## TASK DIRECTIONS
Please pull out the rows below verbatim, starting from the first one and ending with the line that contains "x-tick-label: 600 <box>580 565 598 577</box>".

## DATA EXTRACT
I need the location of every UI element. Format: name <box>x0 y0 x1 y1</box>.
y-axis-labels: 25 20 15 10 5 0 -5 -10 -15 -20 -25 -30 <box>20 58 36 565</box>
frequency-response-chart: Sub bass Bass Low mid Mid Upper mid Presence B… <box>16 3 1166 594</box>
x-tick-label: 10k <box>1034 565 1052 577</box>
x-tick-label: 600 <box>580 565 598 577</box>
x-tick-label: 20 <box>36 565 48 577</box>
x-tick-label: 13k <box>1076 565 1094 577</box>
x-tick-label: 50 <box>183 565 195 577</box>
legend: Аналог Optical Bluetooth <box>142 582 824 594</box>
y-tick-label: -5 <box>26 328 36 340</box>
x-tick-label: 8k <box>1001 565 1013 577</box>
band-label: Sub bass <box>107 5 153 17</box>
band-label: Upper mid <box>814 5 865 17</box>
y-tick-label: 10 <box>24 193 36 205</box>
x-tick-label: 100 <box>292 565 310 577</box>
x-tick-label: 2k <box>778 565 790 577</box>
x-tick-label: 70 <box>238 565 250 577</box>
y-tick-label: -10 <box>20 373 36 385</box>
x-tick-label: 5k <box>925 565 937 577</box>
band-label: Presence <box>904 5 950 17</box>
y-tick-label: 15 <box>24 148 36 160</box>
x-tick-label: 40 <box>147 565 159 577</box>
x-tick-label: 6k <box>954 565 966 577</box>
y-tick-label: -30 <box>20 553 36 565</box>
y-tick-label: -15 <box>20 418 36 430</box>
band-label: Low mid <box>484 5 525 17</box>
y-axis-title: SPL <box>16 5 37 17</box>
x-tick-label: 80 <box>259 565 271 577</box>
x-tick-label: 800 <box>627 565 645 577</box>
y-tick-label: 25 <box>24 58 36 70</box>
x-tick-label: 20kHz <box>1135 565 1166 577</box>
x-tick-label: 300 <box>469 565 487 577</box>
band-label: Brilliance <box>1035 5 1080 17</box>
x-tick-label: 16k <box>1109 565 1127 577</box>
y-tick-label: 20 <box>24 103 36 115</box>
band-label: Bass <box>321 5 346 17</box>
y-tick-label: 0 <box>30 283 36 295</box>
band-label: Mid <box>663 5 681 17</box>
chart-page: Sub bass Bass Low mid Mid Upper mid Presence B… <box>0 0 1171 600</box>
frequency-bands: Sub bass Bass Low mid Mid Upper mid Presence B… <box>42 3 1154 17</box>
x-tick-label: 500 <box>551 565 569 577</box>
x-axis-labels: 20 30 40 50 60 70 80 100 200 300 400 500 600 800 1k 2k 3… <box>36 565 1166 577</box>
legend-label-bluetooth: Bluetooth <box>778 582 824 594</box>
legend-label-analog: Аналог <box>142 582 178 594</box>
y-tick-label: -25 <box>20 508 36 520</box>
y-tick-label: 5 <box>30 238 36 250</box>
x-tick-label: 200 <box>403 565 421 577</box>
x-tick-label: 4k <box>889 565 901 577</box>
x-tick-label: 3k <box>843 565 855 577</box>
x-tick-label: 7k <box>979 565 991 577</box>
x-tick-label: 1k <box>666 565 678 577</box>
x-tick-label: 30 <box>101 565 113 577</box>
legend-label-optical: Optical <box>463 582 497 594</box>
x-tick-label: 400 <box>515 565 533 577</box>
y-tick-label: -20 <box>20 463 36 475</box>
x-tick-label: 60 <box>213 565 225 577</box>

## SOLUTION TO THIS PROBLEM
I need the location of every UI element. Format: name <box>x0 y0 x1 y1</box>.
y-axis-labels: 25 20 15 10 5 0 -5 -10 -15 -20 -25 -30 <box>20 58 36 565</box>
frequency-response-chart: Sub bass Bass Low mid Mid Upper mid Presence B… <box>16 3 1166 594</box>
x-tick-label: 10k <box>1034 565 1052 577</box>
x-tick-label: 600 <box>580 565 598 577</box>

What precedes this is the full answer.